_What the exercise asks_
Repeat every entry in the listing below, exactly.

— START Dataset content —

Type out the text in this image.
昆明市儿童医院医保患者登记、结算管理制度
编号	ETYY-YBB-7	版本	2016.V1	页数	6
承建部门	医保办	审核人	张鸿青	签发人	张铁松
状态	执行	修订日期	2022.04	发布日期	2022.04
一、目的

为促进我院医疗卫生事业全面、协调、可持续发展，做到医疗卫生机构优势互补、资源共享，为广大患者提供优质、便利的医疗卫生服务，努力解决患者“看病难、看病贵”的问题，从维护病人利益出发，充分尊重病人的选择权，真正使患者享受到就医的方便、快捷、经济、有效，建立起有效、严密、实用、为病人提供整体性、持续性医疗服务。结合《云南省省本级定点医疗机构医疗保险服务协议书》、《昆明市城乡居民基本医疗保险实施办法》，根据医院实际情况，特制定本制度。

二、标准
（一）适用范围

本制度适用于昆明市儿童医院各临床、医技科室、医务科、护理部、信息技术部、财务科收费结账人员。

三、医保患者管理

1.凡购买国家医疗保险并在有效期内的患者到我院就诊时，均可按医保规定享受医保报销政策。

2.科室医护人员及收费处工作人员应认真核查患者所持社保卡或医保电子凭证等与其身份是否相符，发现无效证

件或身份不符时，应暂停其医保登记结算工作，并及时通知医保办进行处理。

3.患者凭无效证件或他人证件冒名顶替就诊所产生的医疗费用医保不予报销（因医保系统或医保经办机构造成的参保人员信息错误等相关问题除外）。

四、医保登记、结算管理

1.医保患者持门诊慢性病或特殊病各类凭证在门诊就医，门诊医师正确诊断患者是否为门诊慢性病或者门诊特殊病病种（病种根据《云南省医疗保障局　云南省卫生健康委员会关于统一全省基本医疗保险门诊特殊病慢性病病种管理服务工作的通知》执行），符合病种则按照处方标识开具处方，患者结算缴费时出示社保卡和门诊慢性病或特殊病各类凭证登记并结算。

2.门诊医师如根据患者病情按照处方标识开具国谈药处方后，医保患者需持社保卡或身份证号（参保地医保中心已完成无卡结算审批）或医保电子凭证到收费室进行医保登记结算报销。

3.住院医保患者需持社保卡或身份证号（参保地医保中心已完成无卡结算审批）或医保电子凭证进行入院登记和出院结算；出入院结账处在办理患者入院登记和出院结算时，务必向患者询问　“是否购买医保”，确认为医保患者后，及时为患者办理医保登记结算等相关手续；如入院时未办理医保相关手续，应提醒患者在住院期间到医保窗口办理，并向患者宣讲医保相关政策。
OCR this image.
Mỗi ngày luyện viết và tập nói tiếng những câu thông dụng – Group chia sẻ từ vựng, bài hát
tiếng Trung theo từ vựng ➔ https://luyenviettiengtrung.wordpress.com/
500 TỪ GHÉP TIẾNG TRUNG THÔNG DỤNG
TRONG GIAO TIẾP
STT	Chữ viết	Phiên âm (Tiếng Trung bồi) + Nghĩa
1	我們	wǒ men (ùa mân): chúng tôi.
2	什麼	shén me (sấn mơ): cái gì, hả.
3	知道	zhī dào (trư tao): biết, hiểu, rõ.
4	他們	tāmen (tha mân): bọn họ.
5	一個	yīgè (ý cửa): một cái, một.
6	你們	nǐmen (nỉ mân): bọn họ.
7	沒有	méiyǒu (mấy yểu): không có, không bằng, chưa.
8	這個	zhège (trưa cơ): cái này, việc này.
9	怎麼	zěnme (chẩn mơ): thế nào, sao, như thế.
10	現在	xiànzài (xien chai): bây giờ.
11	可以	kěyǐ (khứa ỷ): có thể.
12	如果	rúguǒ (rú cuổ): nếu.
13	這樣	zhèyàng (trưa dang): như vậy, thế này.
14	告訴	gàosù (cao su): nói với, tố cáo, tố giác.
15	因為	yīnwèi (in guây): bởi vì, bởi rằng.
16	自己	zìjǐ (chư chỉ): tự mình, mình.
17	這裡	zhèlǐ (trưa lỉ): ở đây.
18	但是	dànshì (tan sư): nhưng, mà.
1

— END Dataset content —

_Task answer_
Type out the text in this image.
昆明市儿童医院医保患者登记、结算管理制度
编号	ETYY-YBB-7	版本	2016.V1	页数	6
承建部门	医保办	审核人	张鸿青	签发人	张铁松
状态	执行	修订日期	2022.04	发布日期	2022.04
一、目的

为促进我院医疗卫生事业全面、协调、可持续发展，做到医疗卫生机构优势互补、资源共享，为广大患者提供优质、便利的医疗卫生服务，努力解决患者“看病难、看病贵”的问题，从维护病人利益出发，充分尊重病人的选择权，真正使患者享受到就医的方便、快捷、经济、有效，建立起有效、严密、实用、为病人提供整体性、持续性医疗服务。结合《云南省省本级定点医疗机构医疗保险服务协议书》、《昆明市城乡居民基本医疗保险实施办法》，根据医院实际情况，特制定本制度。

二、标准
（一）适用范围

本制度适用于昆明市儿童医院各临床、医技科室、医务科、护理部、信息技术部、财务科收费结账人员。

三、医保患者管理

1.凡购买国家医疗保险并在有效期内的患者到我院就诊时，均可按医保规定享受医保报销政策。

2.科室医护人员及收费处工作人员应认真核查患者所持社保卡或医保电子凭证等与其身份是否相符，发现无效证

件或身份不符时，应暂停其医保登记结算工作，并及时通知医保办进行处理。

3.患者凭无效证件或他人证件冒名顶替就诊所产生的医疗费用医保不予报销（因医保系统或医保经办机构造成的参保人员信息错误等相关问题除外）。

四、医保登记、结算管理

1.医保患者持门诊慢性病或特殊病各类凭证在门诊就医，门诊医师正确诊断患者是否为门诊慢性病或者门诊特殊病病种（病种根据《云南省医疗保障局　云南省卫生健康委员会关于统一全省基本医疗保险门诊特殊病慢性病病种管理服务工作的通知》执行），符合病种则按照处方标识开具处方，患者结算缴费时出示社保卡和门诊慢性病或特殊病各类凭证登记并结算。

2.门诊医师如根据患者病情按照处方标识开具国谈药处方后，医保患者需持社保卡或身份证号（参保地医保中心已完成无卡结算审批）或医保电子凭证到收费室进行医保登记结算报销。

3.住院医保患者需持社保卡或身份证号（参保地医保中心已完成无卡结算审批）或医保电子凭证进行入院登记和出院结算；出入院结账处在办理患者入院登记和出院结算时，务必向患者询问　“是否购买医保”，确认为医保患者后，及时为患者办理医保登记结算等相关手续；如入院时未办理医保相关手续，应提醒患者在住院期间到医保窗口办理，并向患者宣讲医保相关政策。
OCR this image.
Mỗi ngày luyện viết và tập nói tiếng những câu thông dụng – Group chia sẻ từ vựng, bài hát
tiếng Trung theo từ vựng ➔ https://luyenviettiengtrung.wordpress.com/
500 TỪ GHÉP TIẾNG TRUNG THÔNG DỤNG
TRONG GIAO TIẾP
STT	Chữ viết	Phiên âm (Tiếng Trung bồi) + Nghĩa
1	我們	wǒ men (ùa mân): chúng tôi.
2	什麼	shén me (sấn mơ): cái gì, hả.
3	知道	zhī dào (trư tao): biết, hiểu, rõ.
4	他們	tāmen (tha mân): bọn họ.
5	一個	yīgè (ý cửa): một cái, một.
6	你們	nǐmen (nỉ mân): bọn họ.
7	沒有	méiyǒu (mấy yểu): không có, không bằng, chưa.
8	這個	zhège (trưa cơ): cái này, việc này.
9	怎麼	zěnme (chẩn mơ): thế nào, sao, như thế.
10	現在	xiànzài (xien chai): bây giờ.
11	可以	kěyǐ (khứa ỷ): có thể.
12	如果	rúguǒ (rú cuổ): nếu.
13	這樣	zhèyàng (trưa dang): như vậy, thế này.
14	告訴	gàosù (cao su): nói với, tố cáo, tố giác.
15	因為	yīnwèi (in guây): bởi vì, bởi rằng.
16	自己	zìjǐ (chư chỉ): tự mình, mình.
17	這裡	zhèlǐ (trưa lỉ): ở đây.
18	但是	dànshì (tan sư): nhưng, mà.
1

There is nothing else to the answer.